> WHAT IS NEEDED
Copy the listing below word for word, but leave out the picture.

-- begin --

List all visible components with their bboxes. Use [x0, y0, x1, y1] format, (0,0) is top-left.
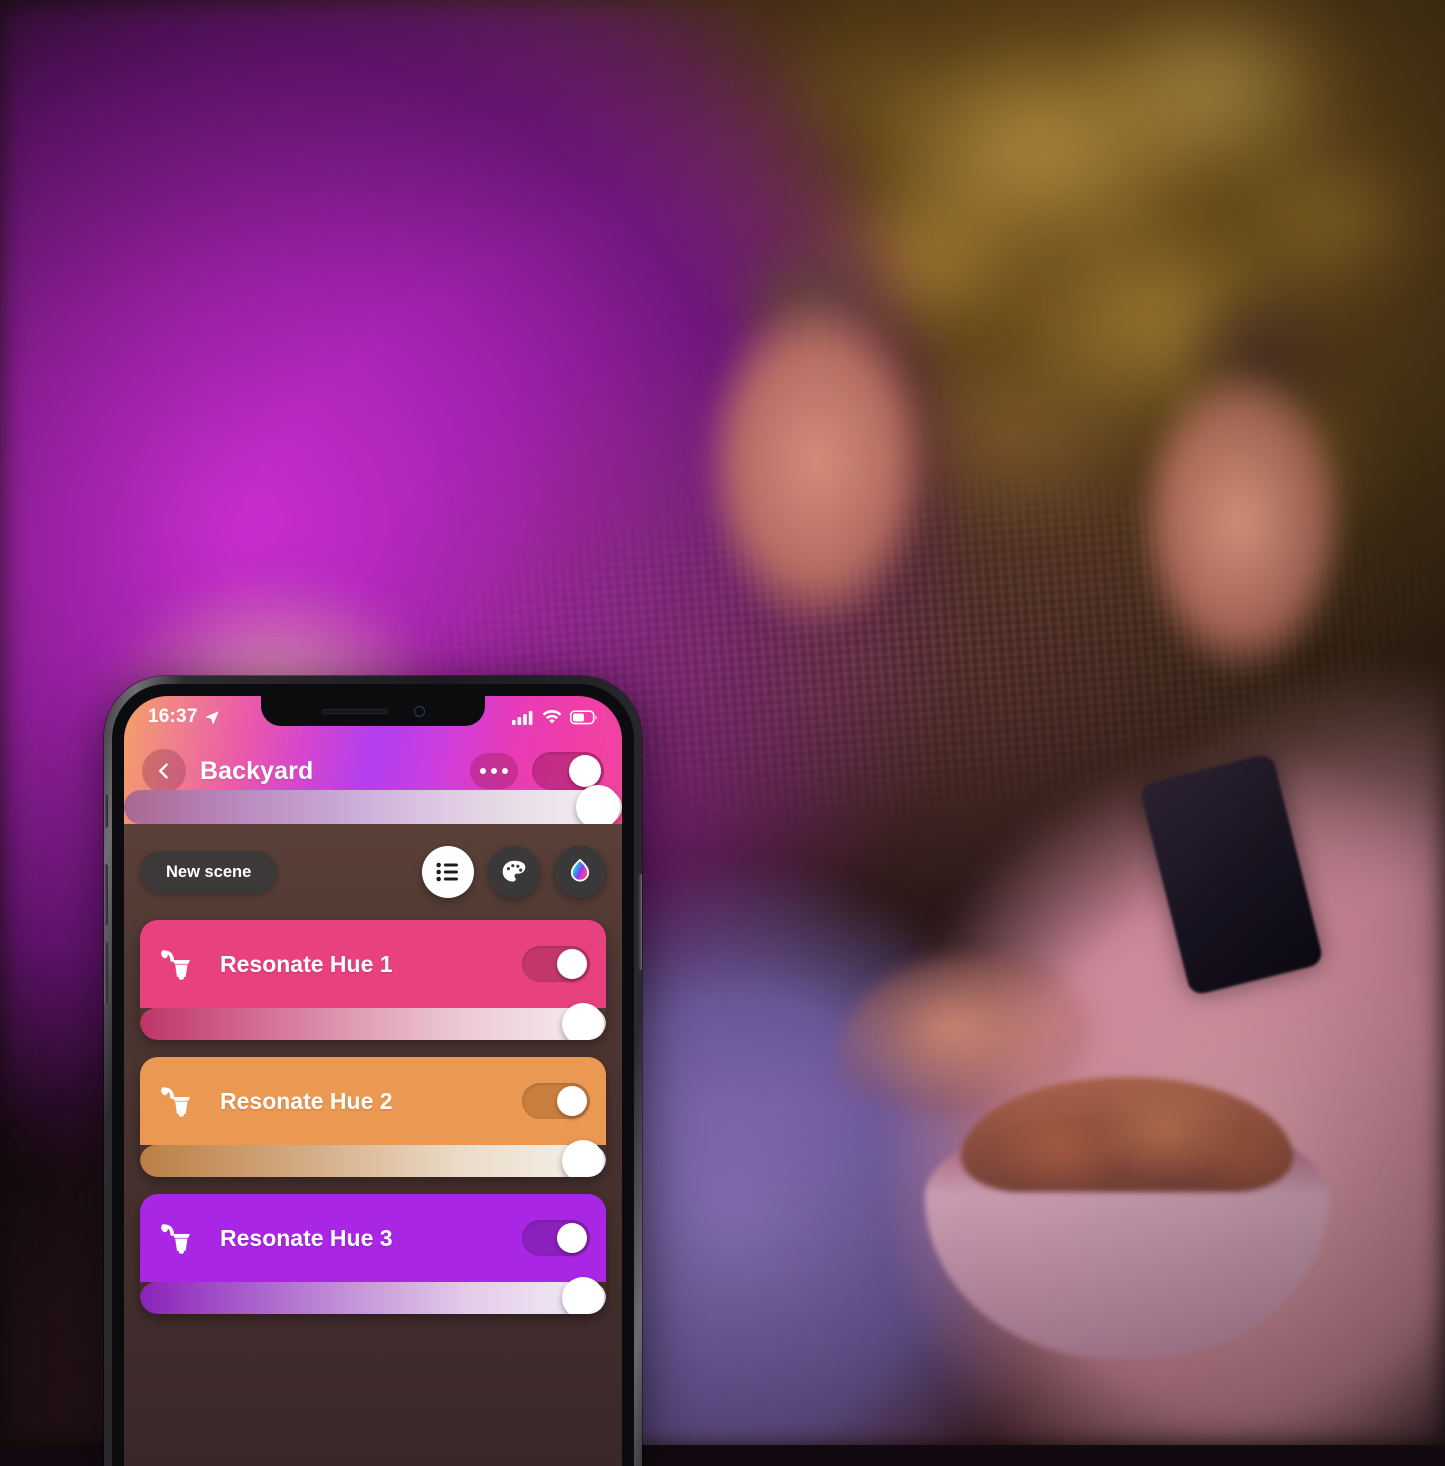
room-header: 16:37 Backyard — [124, 696, 622, 829]
palette-icon — [502, 860, 526, 882]
hue-color-drop-icon — [570, 858, 590, 882]
light-power-toggle[interactable] — [522, 1083, 590, 1119]
status-bar-time: 16:37 — [148, 706, 198, 727]
volume-down-button[interactable] — [104, 942, 108, 1004]
light-card[interactable]: Resonate Hue 1 — [140, 920, 606, 1040]
status-bar: 16:37 — [124, 696, 622, 738]
room-content: New scene Resonate Hue 1 Resonate Hue 2 … — [124, 824, 622, 1466]
toggle-knob — [557, 1223, 587, 1253]
new-scene-label: New scene — [166, 862, 252, 881]
overflow-dot — [502, 768, 508, 774]
light-name: Resonate Hue 3 — [220, 1224, 393, 1251]
slider-knob — [576, 785, 620, 829]
smartphone-mockup: 16:37 Backyard New scene Resonate Hue 1 … — [104, 676, 642, 1466]
location-arrow-icon — [205, 710, 219, 724]
page-title: Backyard — [200, 756, 314, 785]
light-card[interactable]: Resonate Hue 3 — [140, 1194, 606, 1314]
light-card-header: Resonate Hue 1 — [140, 920, 606, 1008]
slider-knob — [562, 1003, 604, 1040]
overflow-dot — [491, 768, 497, 774]
toggle-knob — [569, 755, 601, 787]
list-icon — [436, 862, 458, 882]
toolbar: New scene — [140, 846, 606, 898]
slider-knob — [562, 1277, 604, 1314]
light-brightness-slider[interactable] — [140, 1003, 606, 1040]
silence-switch[interactable] — [104, 794, 108, 828]
power-button[interactable] — [638, 874, 642, 970]
overflow-dot — [480, 768, 486, 774]
light-card-header: Resonate Hue 2 — [140, 1057, 606, 1145]
light-list: Resonate Hue 1 Resonate Hue 2 Resonate H… — [140, 920, 606, 1314]
phone-screen: 16:37 Backyard New scene Resonate Hue 1 … — [124, 696, 622, 1466]
new-scene-button[interactable]: New scene — [140, 851, 278, 893]
light-power-toggle[interactable] — [522, 1220, 590, 1256]
room-brightness-slider[interactable] — [124, 785, 622, 829]
light-brightness-slider[interactable] — [140, 1140, 606, 1177]
wall-lantern-icon — [161, 1087, 190, 1117]
light-card-header: Resonate Hue 3 — [140, 1194, 606, 1282]
volume-up-button[interactable] — [104, 864, 108, 926]
list-view-button[interactable] — [422, 846, 474, 898]
room-power-toggle[interactable] — [532, 752, 604, 790]
battery-icon — [570, 709, 597, 724]
light-name: Resonate Hue 2 — [220, 1087, 393, 1114]
scenes-palette-button[interactable] — [488, 846, 540, 898]
overflow-menu-button[interactable] — [470, 753, 518, 789]
slider-knob — [562, 1140, 604, 1177]
light-card[interactable]: Resonate Hue 2 — [140, 1057, 606, 1177]
color-picker-button[interactable] — [554, 846, 606, 898]
light-power-toggle[interactable] — [522, 946, 590, 982]
wall-lantern-icon — [161, 1224, 190, 1254]
wifi-icon — [542, 709, 562, 724]
back-button[interactable] — [142, 749, 186, 793]
light-brightness-slider[interactable] — [140, 1277, 606, 1314]
light-name: Resonate Hue 1 — [220, 950, 393, 977]
wall-lantern-icon — [161, 950, 190, 980]
cellular-signal-icon — [512, 710, 533, 725]
toggle-knob — [557, 949, 587, 979]
toggle-knob — [557, 1086, 587, 1116]
chevron-left-icon — [159, 763, 168, 779]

-- end --

> COMPLETE OUTPUT
List all visible components with their bboxes. Use [x0, y0, x1, y1] format, (0,0) is top-left.
room-header: 16:37 Backyard — [124, 696, 622, 829]
palette-icon — [502, 860, 526, 882]
hue-color-drop-icon — [570, 858, 590, 882]
light-power-toggle[interactable] — [522, 1083, 590, 1119]
status-bar-time: 16:37 — [148, 706, 198, 727]
volume-down-button[interactable] — [104, 942, 108, 1004]
light-card[interactable]: Resonate Hue 1 — [140, 920, 606, 1040]
status-bar: 16:37 — [124, 696, 622, 738]
room-content: New scene Resonate Hue 1 Resonate Hue 2 … — [124, 824, 622, 1466]
toggle-knob — [557, 1223, 587, 1253]
new-scene-label: New scene — [166, 862, 252, 881]
overflow-dot — [502, 768, 508, 774]
light-name: Resonate Hue 3 — [220, 1224, 393, 1251]
slider-knob — [576, 785, 620, 829]
smartphone-mockup: 16:37 Backyard New scene Resonate Hue 1 … — [104, 676, 642, 1466]
location-arrow-icon — [205, 710, 219, 724]
page-title: Backyard — [200, 756, 314, 785]
light-card[interactable]: Resonate Hue 3 — [140, 1194, 606, 1314]
light-card-header: Resonate Hue 1 — [140, 920, 606, 1008]
slider-knob — [562, 1003, 604, 1040]
overflow-dot — [491, 768, 497, 774]
toggle-knob — [569, 755, 601, 787]
list-icon — [436, 862, 458, 882]
toolbar: New scene — [140, 846, 606, 898]
slider-knob — [562, 1277, 604, 1314]
light-brightness-slider[interactable] — [140, 1003, 606, 1040]
silence-switch[interactable] — [104, 794, 108, 828]
power-button[interactable] — [638, 874, 642, 970]
overflow-dot — [480, 768, 486, 774]
light-card-header: Resonate Hue 2 — [140, 1057, 606, 1145]
light-list: Resonate Hue 1 Resonate Hue 2 Resonate H… — [140, 920, 606, 1314]
phone-screen: 16:37 Backyard New scene Resonate Hue 1 … — [124, 696, 622, 1466]
new-scene-button[interactable]: New scene — [140, 851, 278, 893]
light-power-toggle[interactable] — [522, 1220, 590, 1256]
room-brightness-slider[interactable] — [124, 785, 622, 829]
light-brightness-slider[interactable] — [140, 1140, 606, 1177]
wall-lantern-icon — [161, 1087, 190, 1117]
light-card-header: Resonate Hue 3 — [140, 1194, 606, 1282]
volume-up-button[interactable] — [104, 864, 108, 926]
list-view-button[interactable] — [422, 846, 474, 898]
room-power-toggle[interactable] — [532, 752, 604, 790]
battery-icon — [570, 709, 597, 724]
light-name: Resonate Hue 2 — [220, 1087, 393, 1114]
scenes-palette-button[interactable] — [488, 846, 540, 898]
overflow-menu-button[interactable] — [470, 753, 518, 789]
slider-knob — [562, 1140, 604, 1177]
light-card[interactable]: Resonate Hue 2 — [140, 1057, 606, 1177]
color-picker-button[interactable] — [554, 846, 606, 898]
light-power-toggle[interactable] — [522, 946, 590, 982]
wall-lantern-icon — [161, 1224, 190, 1254]
wifi-icon — [542, 709, 562, 724]
back-button[interactable] — [142, 749, 186, 793]
light-brightness-slider[interactable] — [140, 1277, 606, 1314]
light-name: Resonate Hue 1 — [220, 950, 393, 977]
wall-lantern-icon — [161, 950, 190, 980]
cellular-signal-icon — [512, 710, 533, 725]
toggle-knob — [557, 949, 587, 979]
toggle-knob — [557, 1086, 587, 1116]
chevron-left-icon — [159, 763, 168, 779]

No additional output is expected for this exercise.